Dataset items:
▼▼▼

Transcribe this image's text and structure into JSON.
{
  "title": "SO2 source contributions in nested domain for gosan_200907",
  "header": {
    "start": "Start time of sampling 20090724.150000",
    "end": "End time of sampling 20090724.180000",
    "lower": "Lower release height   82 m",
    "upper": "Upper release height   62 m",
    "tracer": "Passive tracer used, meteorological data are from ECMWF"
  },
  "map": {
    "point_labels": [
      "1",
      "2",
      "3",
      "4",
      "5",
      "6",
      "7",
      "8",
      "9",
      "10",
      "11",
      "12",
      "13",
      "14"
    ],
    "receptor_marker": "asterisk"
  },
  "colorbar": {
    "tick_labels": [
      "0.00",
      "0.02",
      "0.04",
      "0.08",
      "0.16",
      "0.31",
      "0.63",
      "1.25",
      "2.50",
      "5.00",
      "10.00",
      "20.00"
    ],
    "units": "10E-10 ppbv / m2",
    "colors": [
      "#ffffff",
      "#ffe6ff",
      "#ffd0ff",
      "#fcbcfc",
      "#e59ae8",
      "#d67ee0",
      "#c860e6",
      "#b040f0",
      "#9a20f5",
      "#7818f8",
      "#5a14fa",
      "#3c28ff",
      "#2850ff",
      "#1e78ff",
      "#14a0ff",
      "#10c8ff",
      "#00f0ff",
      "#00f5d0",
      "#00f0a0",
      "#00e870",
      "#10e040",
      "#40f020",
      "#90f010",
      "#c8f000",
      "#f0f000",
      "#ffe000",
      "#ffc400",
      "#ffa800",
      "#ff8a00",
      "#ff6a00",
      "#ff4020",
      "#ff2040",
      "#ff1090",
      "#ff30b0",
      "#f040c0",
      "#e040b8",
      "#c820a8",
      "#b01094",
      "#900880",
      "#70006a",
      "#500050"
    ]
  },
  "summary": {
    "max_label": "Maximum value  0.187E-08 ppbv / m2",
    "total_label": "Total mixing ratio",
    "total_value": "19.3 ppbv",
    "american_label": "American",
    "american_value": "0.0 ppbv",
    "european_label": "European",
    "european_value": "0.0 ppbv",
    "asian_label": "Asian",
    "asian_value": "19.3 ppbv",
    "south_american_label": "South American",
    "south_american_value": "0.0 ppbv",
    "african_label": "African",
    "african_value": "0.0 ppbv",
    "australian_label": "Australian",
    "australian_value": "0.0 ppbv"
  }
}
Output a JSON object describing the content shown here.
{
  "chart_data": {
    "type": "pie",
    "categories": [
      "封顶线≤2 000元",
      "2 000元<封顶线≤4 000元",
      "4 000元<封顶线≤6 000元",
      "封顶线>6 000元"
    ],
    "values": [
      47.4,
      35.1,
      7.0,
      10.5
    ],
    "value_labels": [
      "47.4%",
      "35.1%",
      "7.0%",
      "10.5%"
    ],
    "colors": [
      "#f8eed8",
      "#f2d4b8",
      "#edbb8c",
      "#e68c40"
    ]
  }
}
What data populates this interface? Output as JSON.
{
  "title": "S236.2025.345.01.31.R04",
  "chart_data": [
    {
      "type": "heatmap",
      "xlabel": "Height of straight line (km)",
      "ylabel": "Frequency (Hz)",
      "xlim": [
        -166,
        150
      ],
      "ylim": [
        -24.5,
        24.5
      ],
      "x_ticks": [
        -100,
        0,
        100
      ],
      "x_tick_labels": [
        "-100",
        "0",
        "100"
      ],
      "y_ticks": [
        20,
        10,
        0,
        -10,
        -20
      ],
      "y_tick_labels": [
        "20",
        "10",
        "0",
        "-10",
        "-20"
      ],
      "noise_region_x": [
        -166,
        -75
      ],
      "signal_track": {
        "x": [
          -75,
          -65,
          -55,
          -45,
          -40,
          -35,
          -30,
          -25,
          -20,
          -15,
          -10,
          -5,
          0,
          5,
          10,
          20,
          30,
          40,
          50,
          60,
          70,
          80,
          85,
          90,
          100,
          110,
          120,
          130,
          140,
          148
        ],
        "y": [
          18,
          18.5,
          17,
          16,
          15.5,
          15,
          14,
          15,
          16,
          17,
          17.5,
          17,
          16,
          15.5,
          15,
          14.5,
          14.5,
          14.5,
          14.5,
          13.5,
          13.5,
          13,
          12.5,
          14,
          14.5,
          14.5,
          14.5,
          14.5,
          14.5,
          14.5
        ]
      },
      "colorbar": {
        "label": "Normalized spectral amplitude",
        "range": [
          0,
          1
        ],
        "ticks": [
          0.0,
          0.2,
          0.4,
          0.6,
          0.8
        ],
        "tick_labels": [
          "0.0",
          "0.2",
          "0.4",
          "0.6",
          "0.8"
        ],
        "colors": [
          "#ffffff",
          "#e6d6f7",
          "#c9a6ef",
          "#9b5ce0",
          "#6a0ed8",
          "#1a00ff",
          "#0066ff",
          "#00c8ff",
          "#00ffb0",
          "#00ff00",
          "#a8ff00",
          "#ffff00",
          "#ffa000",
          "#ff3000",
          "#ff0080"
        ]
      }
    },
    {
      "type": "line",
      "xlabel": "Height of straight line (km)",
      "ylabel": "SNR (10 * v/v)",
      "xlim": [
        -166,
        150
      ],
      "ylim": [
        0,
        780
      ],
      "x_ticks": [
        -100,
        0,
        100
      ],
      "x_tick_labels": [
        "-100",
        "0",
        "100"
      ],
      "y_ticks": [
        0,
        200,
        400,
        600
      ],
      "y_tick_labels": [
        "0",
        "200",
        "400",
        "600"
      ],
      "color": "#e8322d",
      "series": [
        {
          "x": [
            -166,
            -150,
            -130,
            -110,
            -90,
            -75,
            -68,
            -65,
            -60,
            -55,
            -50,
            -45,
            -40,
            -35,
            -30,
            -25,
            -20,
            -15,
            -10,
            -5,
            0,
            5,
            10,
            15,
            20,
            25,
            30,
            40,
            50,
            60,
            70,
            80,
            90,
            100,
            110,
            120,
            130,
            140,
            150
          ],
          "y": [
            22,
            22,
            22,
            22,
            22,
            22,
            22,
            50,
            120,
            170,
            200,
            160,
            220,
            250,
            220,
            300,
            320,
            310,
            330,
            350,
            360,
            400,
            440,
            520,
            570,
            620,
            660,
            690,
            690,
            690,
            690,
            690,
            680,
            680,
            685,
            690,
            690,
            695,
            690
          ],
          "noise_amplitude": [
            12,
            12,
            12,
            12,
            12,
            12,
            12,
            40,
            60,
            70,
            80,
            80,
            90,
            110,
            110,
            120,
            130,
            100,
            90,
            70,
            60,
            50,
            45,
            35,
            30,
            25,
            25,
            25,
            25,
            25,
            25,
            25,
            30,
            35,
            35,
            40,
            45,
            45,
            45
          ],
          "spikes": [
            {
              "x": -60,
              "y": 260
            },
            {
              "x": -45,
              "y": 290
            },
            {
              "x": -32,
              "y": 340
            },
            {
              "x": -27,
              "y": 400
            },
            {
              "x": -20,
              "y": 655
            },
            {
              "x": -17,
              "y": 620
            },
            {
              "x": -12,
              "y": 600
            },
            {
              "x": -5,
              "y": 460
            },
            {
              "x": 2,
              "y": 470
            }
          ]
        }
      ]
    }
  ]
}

▲▲▲

Identify each line of the material where the word "Output" shows up, and copy it.

Full response:
Output a JSON object describing the content shown here.
What data populates this interface? Output as JSON.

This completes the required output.